#### TASK DIRECTIONS
Give the number of lines in this listing that contain "facilement", with no other words.

Data records:
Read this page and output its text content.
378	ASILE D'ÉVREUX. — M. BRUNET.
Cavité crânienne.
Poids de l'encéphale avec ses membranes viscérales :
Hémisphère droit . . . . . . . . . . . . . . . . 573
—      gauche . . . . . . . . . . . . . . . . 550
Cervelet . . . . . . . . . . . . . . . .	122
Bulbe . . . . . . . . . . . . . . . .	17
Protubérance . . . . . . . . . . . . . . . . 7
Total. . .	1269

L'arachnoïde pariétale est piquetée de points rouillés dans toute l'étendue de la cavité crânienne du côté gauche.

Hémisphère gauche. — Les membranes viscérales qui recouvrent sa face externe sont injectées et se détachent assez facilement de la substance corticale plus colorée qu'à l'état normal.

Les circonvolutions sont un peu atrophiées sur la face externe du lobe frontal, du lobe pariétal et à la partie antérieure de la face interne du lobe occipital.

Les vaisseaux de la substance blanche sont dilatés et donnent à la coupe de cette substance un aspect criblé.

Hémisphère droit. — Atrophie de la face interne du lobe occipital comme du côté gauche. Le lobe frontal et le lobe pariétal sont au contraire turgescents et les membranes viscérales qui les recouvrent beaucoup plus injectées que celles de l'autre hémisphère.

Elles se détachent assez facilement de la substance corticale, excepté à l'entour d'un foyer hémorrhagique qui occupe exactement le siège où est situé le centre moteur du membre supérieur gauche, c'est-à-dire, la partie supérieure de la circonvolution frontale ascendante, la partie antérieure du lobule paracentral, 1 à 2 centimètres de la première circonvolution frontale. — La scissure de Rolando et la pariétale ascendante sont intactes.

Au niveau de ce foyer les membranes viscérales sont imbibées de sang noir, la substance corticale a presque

---

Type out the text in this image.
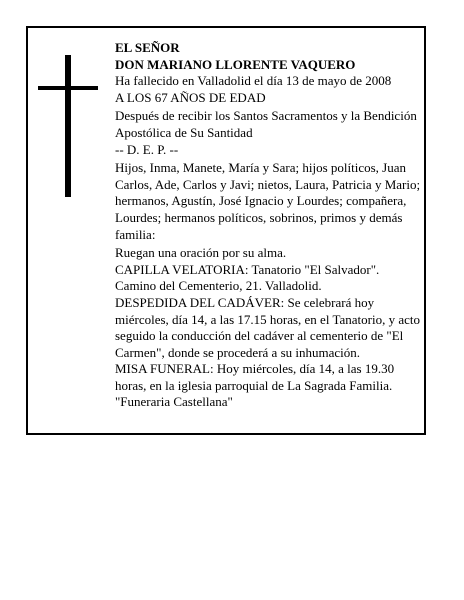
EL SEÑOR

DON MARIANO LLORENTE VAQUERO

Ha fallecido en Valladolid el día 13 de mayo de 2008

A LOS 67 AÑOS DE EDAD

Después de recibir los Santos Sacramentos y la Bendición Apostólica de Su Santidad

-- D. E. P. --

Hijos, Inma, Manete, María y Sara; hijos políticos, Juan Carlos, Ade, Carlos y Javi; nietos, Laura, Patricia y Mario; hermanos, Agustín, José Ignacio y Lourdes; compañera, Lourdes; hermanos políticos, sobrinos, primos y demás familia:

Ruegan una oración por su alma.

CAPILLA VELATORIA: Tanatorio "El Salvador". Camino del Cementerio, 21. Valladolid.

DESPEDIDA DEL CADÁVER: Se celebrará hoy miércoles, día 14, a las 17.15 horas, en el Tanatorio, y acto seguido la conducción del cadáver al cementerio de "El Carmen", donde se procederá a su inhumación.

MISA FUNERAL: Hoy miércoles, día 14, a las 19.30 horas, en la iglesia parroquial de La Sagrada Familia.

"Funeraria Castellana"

#### SOLVED PROBLEM
2